=== TASK DIRECTIONS ===
Rewrite the listing from its start through the line that contains "1266, 715, 1284]", swapping every "point" for "dot" and leaving everything else as it is.

====================

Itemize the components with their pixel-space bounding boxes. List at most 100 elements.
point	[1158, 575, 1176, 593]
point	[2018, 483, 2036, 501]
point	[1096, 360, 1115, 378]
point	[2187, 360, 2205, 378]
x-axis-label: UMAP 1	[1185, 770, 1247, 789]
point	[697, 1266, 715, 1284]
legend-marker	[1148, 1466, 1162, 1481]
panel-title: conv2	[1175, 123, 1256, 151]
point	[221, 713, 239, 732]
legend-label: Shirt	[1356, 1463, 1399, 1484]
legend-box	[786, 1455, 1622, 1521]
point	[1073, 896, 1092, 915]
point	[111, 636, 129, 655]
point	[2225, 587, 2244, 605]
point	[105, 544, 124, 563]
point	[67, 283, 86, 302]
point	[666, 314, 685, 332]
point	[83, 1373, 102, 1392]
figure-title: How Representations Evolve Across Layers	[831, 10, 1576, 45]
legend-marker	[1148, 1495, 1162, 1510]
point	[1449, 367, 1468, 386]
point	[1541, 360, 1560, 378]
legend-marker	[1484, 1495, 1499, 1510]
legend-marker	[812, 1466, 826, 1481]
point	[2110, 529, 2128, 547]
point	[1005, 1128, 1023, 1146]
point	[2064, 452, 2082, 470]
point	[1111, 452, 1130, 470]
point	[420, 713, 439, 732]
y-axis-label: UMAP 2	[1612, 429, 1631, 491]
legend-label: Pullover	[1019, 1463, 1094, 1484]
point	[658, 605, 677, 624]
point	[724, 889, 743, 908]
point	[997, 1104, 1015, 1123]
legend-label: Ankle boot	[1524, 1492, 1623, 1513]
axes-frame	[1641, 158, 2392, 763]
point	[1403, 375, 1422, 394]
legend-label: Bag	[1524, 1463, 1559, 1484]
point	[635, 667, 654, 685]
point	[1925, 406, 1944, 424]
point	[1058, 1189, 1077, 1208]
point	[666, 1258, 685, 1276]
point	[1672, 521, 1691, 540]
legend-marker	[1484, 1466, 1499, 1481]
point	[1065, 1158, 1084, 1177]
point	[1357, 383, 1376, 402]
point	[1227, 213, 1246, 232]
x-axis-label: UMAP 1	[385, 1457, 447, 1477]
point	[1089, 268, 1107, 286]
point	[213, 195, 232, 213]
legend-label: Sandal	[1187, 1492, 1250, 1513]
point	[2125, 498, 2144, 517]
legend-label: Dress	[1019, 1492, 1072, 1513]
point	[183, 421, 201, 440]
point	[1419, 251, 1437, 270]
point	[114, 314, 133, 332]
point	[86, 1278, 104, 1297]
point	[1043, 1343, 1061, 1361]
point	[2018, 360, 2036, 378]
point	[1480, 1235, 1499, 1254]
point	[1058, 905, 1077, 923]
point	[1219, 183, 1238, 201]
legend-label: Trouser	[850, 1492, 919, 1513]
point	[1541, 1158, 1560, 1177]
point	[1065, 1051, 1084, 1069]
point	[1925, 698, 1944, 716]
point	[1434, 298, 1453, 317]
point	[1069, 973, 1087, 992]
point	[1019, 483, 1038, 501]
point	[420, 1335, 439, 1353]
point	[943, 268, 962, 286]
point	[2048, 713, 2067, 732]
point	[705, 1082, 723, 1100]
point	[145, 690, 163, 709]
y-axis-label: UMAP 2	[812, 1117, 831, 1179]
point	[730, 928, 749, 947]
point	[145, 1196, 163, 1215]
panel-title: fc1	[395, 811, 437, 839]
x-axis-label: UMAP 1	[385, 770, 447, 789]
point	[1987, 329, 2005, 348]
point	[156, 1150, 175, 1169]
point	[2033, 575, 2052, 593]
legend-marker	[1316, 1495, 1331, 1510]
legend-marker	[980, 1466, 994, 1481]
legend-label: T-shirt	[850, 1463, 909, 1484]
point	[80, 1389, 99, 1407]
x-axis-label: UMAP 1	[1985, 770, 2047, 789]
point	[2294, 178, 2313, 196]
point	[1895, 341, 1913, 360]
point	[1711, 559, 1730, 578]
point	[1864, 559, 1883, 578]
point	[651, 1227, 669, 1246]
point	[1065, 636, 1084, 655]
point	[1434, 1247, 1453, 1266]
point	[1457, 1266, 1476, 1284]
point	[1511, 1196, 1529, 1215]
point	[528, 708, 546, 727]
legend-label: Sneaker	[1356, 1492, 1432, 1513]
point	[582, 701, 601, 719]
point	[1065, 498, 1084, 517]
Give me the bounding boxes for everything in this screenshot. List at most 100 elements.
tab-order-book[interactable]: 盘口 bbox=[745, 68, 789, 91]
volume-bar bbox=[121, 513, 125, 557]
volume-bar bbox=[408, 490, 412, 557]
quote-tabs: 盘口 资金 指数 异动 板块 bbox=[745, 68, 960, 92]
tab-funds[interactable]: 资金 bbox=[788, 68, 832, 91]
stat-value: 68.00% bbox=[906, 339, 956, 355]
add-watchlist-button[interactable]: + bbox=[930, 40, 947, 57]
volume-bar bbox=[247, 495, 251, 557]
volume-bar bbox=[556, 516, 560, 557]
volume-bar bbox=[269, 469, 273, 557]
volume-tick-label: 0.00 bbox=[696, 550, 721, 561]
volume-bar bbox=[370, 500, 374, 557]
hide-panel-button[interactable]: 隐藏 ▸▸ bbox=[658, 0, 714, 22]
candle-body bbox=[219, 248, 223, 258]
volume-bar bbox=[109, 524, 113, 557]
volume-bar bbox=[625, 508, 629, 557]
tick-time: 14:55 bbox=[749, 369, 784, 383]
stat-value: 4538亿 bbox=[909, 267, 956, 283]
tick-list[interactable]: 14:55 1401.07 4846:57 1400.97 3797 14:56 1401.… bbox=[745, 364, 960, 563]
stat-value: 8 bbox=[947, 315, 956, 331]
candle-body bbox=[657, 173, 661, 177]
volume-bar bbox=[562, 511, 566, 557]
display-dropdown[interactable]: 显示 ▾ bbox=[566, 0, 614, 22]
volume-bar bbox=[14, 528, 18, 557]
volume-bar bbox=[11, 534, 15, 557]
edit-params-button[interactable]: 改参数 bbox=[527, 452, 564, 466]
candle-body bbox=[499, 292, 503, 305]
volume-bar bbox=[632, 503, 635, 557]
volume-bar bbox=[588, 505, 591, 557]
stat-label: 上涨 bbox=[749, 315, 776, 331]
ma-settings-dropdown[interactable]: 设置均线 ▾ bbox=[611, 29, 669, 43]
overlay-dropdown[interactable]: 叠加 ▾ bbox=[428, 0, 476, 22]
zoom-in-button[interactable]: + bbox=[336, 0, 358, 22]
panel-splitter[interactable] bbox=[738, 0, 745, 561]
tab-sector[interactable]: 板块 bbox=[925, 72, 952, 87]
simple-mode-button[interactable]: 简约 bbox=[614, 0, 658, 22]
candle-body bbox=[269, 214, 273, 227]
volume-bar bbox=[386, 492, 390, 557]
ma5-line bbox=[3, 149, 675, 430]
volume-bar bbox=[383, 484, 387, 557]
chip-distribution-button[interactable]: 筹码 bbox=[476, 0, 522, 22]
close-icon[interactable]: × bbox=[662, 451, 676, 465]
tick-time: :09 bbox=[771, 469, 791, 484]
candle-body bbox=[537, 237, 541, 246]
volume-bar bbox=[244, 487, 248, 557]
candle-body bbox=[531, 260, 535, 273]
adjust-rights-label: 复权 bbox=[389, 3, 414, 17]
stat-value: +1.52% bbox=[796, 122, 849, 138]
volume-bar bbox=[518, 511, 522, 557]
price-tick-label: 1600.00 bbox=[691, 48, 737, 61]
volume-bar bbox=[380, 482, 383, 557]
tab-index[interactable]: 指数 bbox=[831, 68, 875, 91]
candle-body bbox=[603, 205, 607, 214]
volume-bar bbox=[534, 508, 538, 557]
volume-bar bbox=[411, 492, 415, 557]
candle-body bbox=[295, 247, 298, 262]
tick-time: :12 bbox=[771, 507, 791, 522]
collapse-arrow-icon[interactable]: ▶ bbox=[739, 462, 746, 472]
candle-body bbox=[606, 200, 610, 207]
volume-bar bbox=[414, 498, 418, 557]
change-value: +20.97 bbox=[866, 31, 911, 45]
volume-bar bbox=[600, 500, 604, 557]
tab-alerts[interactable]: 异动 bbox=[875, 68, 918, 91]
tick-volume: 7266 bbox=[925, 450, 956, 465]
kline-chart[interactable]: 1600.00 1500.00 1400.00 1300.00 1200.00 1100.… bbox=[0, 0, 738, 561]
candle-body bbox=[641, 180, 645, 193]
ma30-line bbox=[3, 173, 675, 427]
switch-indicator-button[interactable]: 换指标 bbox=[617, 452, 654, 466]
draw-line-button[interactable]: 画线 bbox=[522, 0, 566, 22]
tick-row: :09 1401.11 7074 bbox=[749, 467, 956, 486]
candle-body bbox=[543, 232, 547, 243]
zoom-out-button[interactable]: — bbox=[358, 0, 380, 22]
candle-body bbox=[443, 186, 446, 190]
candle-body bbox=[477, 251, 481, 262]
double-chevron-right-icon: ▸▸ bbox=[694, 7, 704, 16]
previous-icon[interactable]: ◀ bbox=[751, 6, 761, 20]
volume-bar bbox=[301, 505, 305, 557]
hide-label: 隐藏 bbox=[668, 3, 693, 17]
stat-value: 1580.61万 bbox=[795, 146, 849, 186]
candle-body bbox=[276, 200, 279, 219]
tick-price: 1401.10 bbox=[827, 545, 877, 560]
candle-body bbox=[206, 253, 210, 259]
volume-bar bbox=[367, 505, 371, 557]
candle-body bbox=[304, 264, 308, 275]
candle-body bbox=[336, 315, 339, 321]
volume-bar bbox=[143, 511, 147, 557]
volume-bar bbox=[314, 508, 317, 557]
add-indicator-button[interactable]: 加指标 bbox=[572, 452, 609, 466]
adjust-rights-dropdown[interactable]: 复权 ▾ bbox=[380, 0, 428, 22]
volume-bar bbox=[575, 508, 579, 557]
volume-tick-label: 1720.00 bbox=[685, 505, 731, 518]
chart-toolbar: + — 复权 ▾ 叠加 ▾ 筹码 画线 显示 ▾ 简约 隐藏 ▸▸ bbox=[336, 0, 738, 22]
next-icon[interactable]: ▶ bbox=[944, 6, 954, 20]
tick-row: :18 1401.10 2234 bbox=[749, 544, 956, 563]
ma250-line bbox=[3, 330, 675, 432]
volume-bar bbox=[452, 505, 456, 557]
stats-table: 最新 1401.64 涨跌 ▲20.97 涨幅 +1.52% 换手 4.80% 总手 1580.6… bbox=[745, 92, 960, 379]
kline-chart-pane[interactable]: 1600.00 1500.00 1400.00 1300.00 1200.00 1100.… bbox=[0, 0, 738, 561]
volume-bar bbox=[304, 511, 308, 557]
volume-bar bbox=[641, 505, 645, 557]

====================

=== THE RESULT ===
Itemize the components with their pixel-space bounding boxes. List at most 100 elements.
dot	[1158, 575, 1176, 593]
dot	[2018, 483, 2036, 501]
dot	[1096, 360, 1115, 378]
dot	[2187, 360, 2205, 378]
x-axis-label: UMAP 1	[1185, 770, 1247, 789]
dot	[697, 1266, 715, 1284]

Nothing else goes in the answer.